▸ **Rows from a figure dataset**:

┏━━

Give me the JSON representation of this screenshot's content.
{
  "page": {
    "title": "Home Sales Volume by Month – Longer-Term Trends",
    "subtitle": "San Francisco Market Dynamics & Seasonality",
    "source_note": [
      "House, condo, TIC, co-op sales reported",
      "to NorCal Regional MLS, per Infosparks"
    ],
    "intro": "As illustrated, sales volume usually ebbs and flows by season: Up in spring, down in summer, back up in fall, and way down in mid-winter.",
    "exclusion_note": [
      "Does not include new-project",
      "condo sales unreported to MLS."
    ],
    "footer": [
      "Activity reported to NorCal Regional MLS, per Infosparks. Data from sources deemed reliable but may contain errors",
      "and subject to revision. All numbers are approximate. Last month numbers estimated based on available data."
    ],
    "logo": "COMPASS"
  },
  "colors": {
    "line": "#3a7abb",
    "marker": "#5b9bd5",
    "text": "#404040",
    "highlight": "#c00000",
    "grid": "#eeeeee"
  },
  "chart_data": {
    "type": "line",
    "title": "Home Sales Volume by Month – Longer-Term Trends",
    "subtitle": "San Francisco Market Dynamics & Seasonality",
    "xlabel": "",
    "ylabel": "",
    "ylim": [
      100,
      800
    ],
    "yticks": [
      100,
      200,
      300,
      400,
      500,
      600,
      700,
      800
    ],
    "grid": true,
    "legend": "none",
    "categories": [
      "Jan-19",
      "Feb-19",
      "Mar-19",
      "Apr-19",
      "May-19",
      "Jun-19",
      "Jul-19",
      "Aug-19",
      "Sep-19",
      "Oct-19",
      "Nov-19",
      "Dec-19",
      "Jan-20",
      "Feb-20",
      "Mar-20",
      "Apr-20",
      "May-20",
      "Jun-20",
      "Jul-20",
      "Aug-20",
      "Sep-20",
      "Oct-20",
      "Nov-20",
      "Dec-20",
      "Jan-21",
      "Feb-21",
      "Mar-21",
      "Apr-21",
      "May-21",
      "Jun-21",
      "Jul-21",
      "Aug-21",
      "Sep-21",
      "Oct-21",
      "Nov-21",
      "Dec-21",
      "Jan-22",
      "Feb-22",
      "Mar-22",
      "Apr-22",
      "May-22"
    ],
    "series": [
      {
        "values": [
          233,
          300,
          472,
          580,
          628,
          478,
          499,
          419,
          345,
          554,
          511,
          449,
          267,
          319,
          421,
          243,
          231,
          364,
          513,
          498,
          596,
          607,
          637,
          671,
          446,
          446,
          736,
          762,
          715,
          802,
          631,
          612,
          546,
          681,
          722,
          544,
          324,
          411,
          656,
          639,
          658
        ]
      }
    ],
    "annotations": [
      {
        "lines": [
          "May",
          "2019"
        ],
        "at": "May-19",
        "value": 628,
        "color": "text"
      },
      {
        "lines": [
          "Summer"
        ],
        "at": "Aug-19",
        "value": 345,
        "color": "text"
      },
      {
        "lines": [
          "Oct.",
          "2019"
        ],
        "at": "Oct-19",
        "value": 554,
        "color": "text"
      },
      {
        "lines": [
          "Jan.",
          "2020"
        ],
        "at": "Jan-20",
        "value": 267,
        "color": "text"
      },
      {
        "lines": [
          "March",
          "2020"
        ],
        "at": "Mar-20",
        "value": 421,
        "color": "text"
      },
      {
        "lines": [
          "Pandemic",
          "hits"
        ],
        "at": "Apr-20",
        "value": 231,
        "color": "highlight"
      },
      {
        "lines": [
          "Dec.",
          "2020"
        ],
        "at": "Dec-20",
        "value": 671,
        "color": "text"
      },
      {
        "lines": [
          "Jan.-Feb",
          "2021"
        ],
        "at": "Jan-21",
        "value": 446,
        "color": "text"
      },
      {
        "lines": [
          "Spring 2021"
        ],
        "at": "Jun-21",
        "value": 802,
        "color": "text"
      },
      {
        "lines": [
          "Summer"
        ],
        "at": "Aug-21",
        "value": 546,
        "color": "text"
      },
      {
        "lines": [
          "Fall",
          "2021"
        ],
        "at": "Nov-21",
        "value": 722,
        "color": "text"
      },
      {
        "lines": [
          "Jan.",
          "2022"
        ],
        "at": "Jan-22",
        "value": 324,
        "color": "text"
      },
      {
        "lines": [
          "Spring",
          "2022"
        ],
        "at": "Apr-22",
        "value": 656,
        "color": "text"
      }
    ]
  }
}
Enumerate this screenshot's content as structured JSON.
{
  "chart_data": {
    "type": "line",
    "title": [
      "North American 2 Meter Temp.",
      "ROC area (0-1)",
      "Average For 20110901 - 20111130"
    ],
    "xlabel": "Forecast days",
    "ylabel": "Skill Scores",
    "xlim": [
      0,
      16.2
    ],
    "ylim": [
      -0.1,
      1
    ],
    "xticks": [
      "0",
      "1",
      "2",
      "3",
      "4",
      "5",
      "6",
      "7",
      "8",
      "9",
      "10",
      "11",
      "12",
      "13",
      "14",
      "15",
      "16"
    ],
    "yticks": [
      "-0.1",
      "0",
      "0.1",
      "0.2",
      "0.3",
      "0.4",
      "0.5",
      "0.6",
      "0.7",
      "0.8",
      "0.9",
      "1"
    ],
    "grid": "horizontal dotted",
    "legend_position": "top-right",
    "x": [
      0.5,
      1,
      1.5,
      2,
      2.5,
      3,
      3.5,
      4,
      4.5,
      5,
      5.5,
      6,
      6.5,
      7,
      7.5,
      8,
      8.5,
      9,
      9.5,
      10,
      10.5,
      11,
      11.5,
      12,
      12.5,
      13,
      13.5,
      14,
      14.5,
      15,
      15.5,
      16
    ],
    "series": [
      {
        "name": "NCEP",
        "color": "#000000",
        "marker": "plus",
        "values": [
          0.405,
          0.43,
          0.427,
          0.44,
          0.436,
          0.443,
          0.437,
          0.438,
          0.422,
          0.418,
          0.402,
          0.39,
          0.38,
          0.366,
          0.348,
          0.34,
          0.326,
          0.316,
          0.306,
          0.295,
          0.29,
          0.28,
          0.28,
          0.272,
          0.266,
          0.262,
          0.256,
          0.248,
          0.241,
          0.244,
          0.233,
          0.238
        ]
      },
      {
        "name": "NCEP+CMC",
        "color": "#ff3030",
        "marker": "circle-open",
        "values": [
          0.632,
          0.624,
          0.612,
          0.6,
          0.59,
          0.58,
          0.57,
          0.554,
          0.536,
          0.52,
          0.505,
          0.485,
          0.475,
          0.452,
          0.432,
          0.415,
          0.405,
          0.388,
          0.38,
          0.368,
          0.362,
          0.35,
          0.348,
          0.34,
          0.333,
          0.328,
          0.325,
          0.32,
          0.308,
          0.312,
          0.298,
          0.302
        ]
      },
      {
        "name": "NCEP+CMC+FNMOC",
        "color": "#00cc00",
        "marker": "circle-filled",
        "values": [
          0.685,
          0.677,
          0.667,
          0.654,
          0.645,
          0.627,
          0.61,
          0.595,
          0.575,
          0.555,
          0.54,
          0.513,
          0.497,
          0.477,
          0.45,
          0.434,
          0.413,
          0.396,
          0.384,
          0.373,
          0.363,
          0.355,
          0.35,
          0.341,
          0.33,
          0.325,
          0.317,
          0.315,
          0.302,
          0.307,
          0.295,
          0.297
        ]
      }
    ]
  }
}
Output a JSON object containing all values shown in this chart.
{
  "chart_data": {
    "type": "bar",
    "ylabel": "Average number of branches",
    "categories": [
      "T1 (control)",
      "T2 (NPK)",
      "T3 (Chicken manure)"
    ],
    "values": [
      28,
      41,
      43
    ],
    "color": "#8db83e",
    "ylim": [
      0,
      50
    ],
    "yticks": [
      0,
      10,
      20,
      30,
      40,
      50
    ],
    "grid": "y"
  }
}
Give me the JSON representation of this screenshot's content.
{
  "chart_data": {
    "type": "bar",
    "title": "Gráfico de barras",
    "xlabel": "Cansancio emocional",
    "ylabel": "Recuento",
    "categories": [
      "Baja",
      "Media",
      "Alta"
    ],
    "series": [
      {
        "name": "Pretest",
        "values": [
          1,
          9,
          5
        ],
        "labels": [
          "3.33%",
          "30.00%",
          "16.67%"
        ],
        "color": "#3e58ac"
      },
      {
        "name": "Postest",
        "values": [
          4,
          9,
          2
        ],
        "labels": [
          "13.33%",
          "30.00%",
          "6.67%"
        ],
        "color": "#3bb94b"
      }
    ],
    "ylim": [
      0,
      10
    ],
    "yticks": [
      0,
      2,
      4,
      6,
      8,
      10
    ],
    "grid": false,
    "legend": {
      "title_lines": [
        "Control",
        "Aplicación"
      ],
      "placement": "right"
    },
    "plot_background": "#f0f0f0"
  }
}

┗━━

▸ **TASK BRIEF**:
Return every line above in which the string "NCEP" occurs.

▸ **THE RESULT**:
        "name": "NCEP",
        "name": "NCEP+CMC",
        "name": "NCEP+CMC+FNMOC",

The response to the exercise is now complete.